● **WHAT THE TASK ASKS**
Work through the data line by line, gathering every line that has the word "bars".

● **SUPPLIED MATERIAL**
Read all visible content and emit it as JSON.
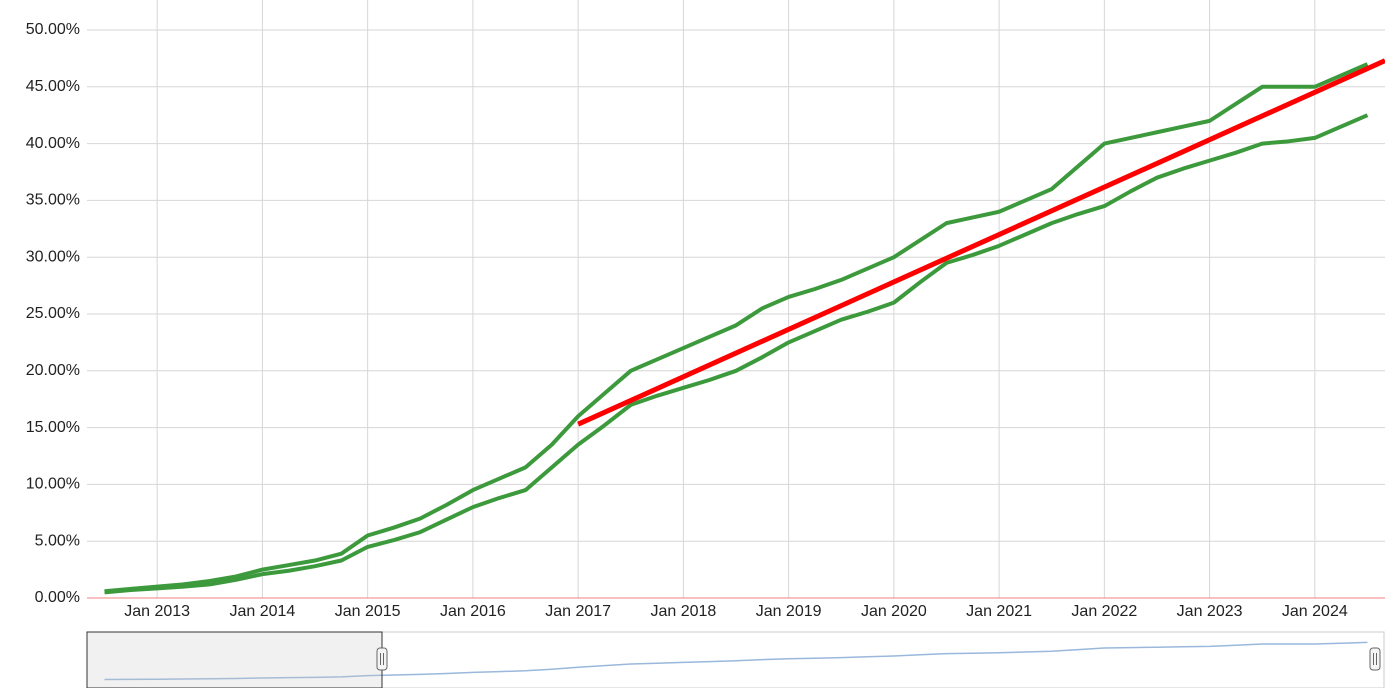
{
  "chart_data": {
    "type": "line",
    "x": [
      "2012-07",
      "2012-10",
      "2013-01",
      "2013-04",
      "2013-07",
      "2013-10",
      "2014-01",
      "2014-04",
      "2014-07",
      "2014-10",
      "2015-01",
      "2015-04",
      "2015-07",
      "2015-10",
      "2016-01",
      "2016-04",
      "2016-07",
      "2016-10",
      "2017-01",
      "2017-04",
      "2017-07",
      "2017-10",
      "2018-01",
      "2018-04",
      "2018-07",
      "2018-10",
      "2019-01",
      "2019-04",
      "2019-07",
      "2019-10",
      "2020-01",
      "2020-04",
      "2020-07",
      "2020-10",
      "2021-01",
      "2021-04",
      "2021-07",
      "2021-10",
      "2022-01",
      "2022-04",
      "2022-07",
      "2022-10",
      "2023-01",
      "2023-04",
      "2023-07",
      "2023-10",
      "2024-01",
      "2024-04",
      "2024-07"
    ],
    "series": [
      {
        "color": "#3c9a3c",
        "values": [
          0.6,
          0.8,
          1.0,
          1.2,
          1.5,
          1.9,
          2.5,
          2.9,
          3.3,
          3.9,
          5.5,
          6.2,
          7.0,
          8.2,
          9.5,
          10.5,
          11.5,
          13.5,
          16.0,
          18.0,
          20.0,
          21.0,
          22.0,
          23.0,
          24.0,
          25.5,
          26.5,
          27.2,
          28.0,
          29.0,
          30.0,
          31.5,
          33.0,
          33.5,
          34.0,
          35.0,
          36.0,
          38.0,
          40.0,
          40.5,
          41.0,
          41.5,
          42.0,
          43.5,
          45.0,
          45.0,
          45.0,
          46.0,
          47.0
        ]
      },
      {
        "color": "#3c9a3c",
        "values": [
          0.5,
          0.7,
          0.85,
          1.0,
          1.2,
          1.6,
          2.1,
          2.4,
          2.8,
          3.3,
          4.5,
          5.1,
          5.8,
          6.9,
          8.0,
          8.8,
          9.5,
          11.5,
          13.5,
          15.2,
          17.0,
          17.8,
          18.5,
          19.2,
          20.0,
          21.2,
          22.5,
          23.5,
          24.5,
          25.2,
          26.0,
          27.8,
          29.5,
          30.2,
          31.0,
          32.0,
          33.0,
          33.8,
          34.5,
          35.8,
          37.0,
          37.8,
          38.5,
          39.2,
          40.0,
          40.2,
          40.5,
          41.5,
          42.5
        ]
      }
    ],
    "trend": {
      "color": "#ff0000",
      "x": [
        "2017-01",
        "2024-09"
      ],
      "values": [
        15.3,
        47.3
      ]
    },
    "xlim": [
      "2012-05",
      "2024-09"
    ],
    "xticks": [
      {
        "value": "2013-01",
        "label": "Jan 2013"
      },
      {
        "value": "2014-01",
        "label": "Jan 2014"
      },
      {
        "value": "2015-01",
        "label": "Jan 2015"
      },
      {
        "value": "2016-01",
        "label": "Jan 2016"
      },
      {
        "value": "2017-01",
        "label": "Jan 2017"
      },
      {
        "value": "2018-01",
        "label": "Jan 2018"
      },
      {
        "value": "2019-01",
        "label": "Jan 2019"
      },
      {
        "value": "2020-01",
        "label": "Jan 2020"
      },
      {
        "value": "2021-01",
        "label": "Jan 2021"
      },
      {
        "value": "2022-01",
        "label": "Jan 2022"
      },
      {
        "value": "2023-01",
        "label": "Jan 2023"
      },
      {
        "value": "2024-01",
        "label": "Jan 2024"
      }
    ],
    "ylim": [
      0,
      50
    ],
    "yticks": [
      {
        "value": 0,
        "label": "0.00%"
      },
      {
        "value": 5,
        "label": "5.00%"
      },
      {
        "value": 10,
        "label": "10.00%"
      },
      {
        "value": 15,
        "label": "15.00%"
      },
      {
        "value": 20,
        "label": "20.00%"
      },
      {
        "value": 25,
        "label": "25.00%"
      },
      {
        "value": 30,
        "label": "30.00%"
      },
      {
        "value": 35,
        "label": "35.00%"
      },
      {
        "value": 40,
        "label": "40.00%"
      },
      {
        "value": 45,
        "label": "45.00%"
      },
      {
        "value": 50,
        "label": "50.00%"
      }
    ],
    "grid": true
  }
}
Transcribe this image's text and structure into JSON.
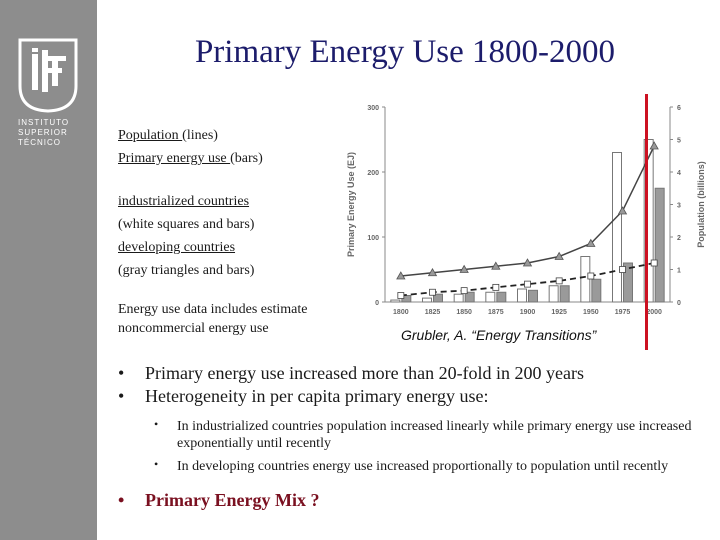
{
  "title": "Primary Energy Use 1800-2000",
  "logo": {
    "lines": [
      "INSTITUTO",
      "SUPERIOR",
      "TÉCNICO"
    ]
  },
  "legend": {
    "population_label": "Population ",
    "population_hint": "(lines)",
    "energy_label": "Primary energy use ",
    "energy_hint": "(bars)",
    "industrialized_label": "industrialized countries",
    "industrialized_hint": "(white squares and bars)",
    "developing_label": "developing  countries",
    "developing_hint": "(gray triangles and bars)",
    "note_line1": "Energy use data includes estimate",
    "note_line2": "noncommercial energy use"
  },
  "caption": "Grubler, A. “Energy Transitions”",
  "bullets": [
    {
      "text": "Primary energy use increased more than 20-fold in 200 years"
    },
    {
      "text": "Heterogeneity in per capita primary energy use:"
    }
  ],
  "sub_bullets": [
    {
      "text": "In industrialized countries population increased linearly while primary energy use increased exponentially until recently"
    },
    {
      "text": "In developing countries energy use increased proportionally to population until recently"
    }
  ],
  "final_bullet": "Primary Energy Mix ?",
  "colors": {
    "title": "#1c1c6b",
    "sidebar": "#8d8d8d",
    "accent_red": "#cc1122",
    "mix": "#7a1020"
  },
  "chart_data": {
    "type": "bar",
    "x": [
      "1800",
      "1825",
      "1850",
      "1875",
      "1900",
      "1925",
      "1950",
      "1975",
      "2000"
    ],
    "ylabel": "Primary Energy Use (EJ)",
    "y2label": "Population (billions)",
    "ylim": [
      0,
      300
    ],
    "y2lim": [
      0,
      6
    ],
    "yticks": [
      "0",
      "100",
      "200",
      "300"
    ],
    "y2ticks": [
      "0",
      "1",
      "2",
      "3",
      "4",
      "5",
      "6"
    ],
    "series": [
      {
        "kind": "bar",
        "fill": "#ffffff",
        "values": [
          3,
          6,
          12,
          15,
          20,
          25,
          70,
          230,
          250
        ]
      },
      {
        "kind": "bar",
        "fill": "#9a9a9a",
        "values": [
          10,
          12,
          15,
          15,
          18,
          25,
          35,
          60,
          175
        ]
      },
      {
        "kind": "line",
        "marker": "triangle",
        "dash": "solid",
        "values": [
          0.8,
          0.9,
          1.0,
          1.1,
          1.2,
          1.4,
          1.8,
          2.8,
          4.8
        ]
      },
      {
        "kind": "line",
        "marker": "square",
        "dash": "dashed",
        "values": [
          0.2,
          0.3,
          0.35,
          0.45,
          0.55,
          0.65,
          0.8,
          1.0,
          1.2
        ]
      }
    ],
    "grid": false
  }
}
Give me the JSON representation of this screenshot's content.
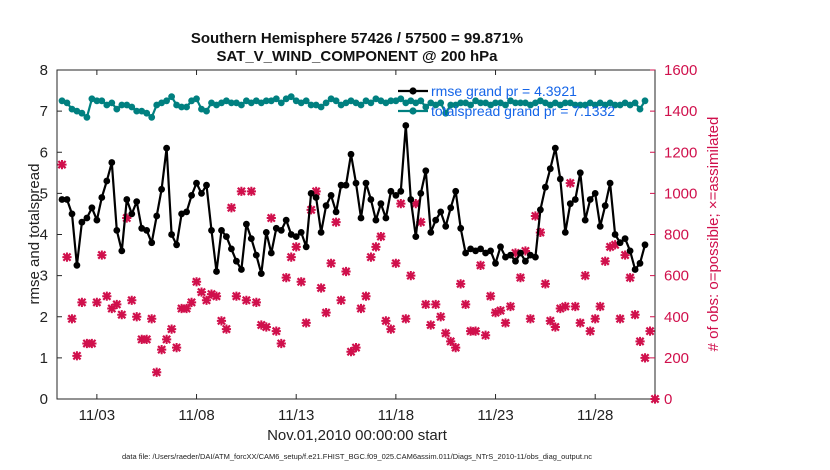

● **REPLY**
    "energy_hint": "(bars)",
    "industrialized_hint": "(white squares and bars)",
    "developing_hint": "(gray triangles and bars)",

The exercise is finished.